What is required
Copy the listing below in full and skip every picture.

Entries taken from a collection
** Begin **

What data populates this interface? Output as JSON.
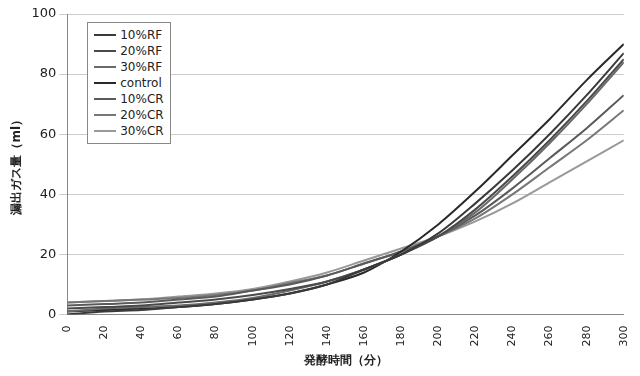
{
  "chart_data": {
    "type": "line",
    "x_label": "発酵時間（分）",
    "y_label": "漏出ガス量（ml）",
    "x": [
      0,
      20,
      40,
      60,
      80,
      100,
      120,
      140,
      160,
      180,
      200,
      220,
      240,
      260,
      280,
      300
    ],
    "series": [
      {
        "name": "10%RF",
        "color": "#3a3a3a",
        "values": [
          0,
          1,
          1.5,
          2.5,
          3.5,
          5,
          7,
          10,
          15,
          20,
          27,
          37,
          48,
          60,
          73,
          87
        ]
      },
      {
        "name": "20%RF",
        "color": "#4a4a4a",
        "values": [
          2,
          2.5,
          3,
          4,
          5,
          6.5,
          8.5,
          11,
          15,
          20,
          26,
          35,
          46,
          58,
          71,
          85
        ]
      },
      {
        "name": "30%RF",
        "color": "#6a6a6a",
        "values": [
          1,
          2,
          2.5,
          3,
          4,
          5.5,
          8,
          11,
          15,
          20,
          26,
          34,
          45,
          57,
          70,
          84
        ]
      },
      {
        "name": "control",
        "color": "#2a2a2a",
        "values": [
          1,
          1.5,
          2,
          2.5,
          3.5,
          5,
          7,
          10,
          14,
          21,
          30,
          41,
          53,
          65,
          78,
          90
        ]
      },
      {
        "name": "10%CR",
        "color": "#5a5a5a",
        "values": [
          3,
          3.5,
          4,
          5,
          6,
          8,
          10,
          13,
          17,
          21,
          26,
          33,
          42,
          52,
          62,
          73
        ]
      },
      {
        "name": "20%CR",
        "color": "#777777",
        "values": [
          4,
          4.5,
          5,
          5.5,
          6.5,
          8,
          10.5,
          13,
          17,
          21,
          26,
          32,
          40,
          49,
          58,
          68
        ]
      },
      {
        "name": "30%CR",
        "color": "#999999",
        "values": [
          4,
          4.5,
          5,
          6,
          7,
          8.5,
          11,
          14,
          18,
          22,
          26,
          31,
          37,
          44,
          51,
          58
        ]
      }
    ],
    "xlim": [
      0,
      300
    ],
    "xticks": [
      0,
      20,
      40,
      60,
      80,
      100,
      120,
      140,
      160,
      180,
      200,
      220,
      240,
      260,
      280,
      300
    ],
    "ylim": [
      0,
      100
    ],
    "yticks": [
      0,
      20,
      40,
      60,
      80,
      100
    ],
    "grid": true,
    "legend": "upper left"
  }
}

** End **

Task solution
What data populates this interface? Output as JSON.
{
  "chart_data": {
    "type": "line",
    "x_label": "発酵時間（分）",
    "y_label": "漏出ガス量（ml）",
    "x": [
      0,
      20,
      40,
      60,
      80,
      100,
      120,
      140,
      160,
      180,
      200,
      220,
      240,
      260,
      280,
      300
    ],
    "series": [
      {
        "name": "10%RF",
        "color": "#3a3a3a",
        "values": [
          0,
          1,
          1.5,
          2.5,
          3.5,
          5,
          7,
          10,
          15,
          20,
          27,
          37,
          48,
          60,
          73,
          87
        ]
      },
      {
        "name": "20%RF",
        "color": "#4a4a4a",
        "values": [
          2,
          2.5,
          3,
          4,
          5,
          6.5,
          8.5,
          11,
          15,
          20,
          26,
          35,
          46,
          58,
          71,
          85
        ]
      },
      {
        "name": "30%RF",
        "color": "#6a6a6a",
        "values": [
          1,
          2,
          2.5,
          3,
          4,
          5.5,
          8,
          11,
          15,
          20,
          26,
          34,
          45,
          57,
          70,
          84
        ]
      },
      {
        "name": "control",
        "color": "#2a2a2a",
        "values": [
          1,
          1.5,
          2,
          2.5,
          3.5,
          5,
          7,
          10,
          14,
          21,
          30,
          41,
          53,
          65,
          78,
          90
        ]
      },
      {
        "name": "10%CR",
        "color": "#5a5a5a",
        "values": [
          3,
          3.5,
          4,
          5,
          6,
          8,
          10,
          13,
          17,
          21,
          26,
          33,
          42,
          52,
          62,
          73
        ]
      },
      {
        "name": "20%CR",
        "color": "#777777",
        "values": [
          4,
          4.5,
          5,
          5.5,
          6.5,
          8,
          10.5,
          13,
          17,
          21,
          26,
          32,
          40,
          49,
          58,
          68
        ]
      },
      {
        "name": "30%CR",
        "color": "#999999",
        "values": [
          4,
          4.5,
          5,
          6,
          7,
          8.5,
          11,
          14,
          18,
          22,
          26,
          31,
          37,
          44,
          51,
          58
        ]
      }
    ],
    "xlim": [
      0,
      300
    ],
    "xticks": [
      0,
      20,
      40,
      60,
      80,
      100,
      120,
      140,
      160,
      180,
      200,
      220,
      240,
      260,
      280,
      300
    ],
    "ylim": [
      0,
      100
    ],
    "yticks": [
      0,
      20,
      40,
      60,
      80,
      100
    ],
    "grid": true,
    "legend": "upper left"
  }
}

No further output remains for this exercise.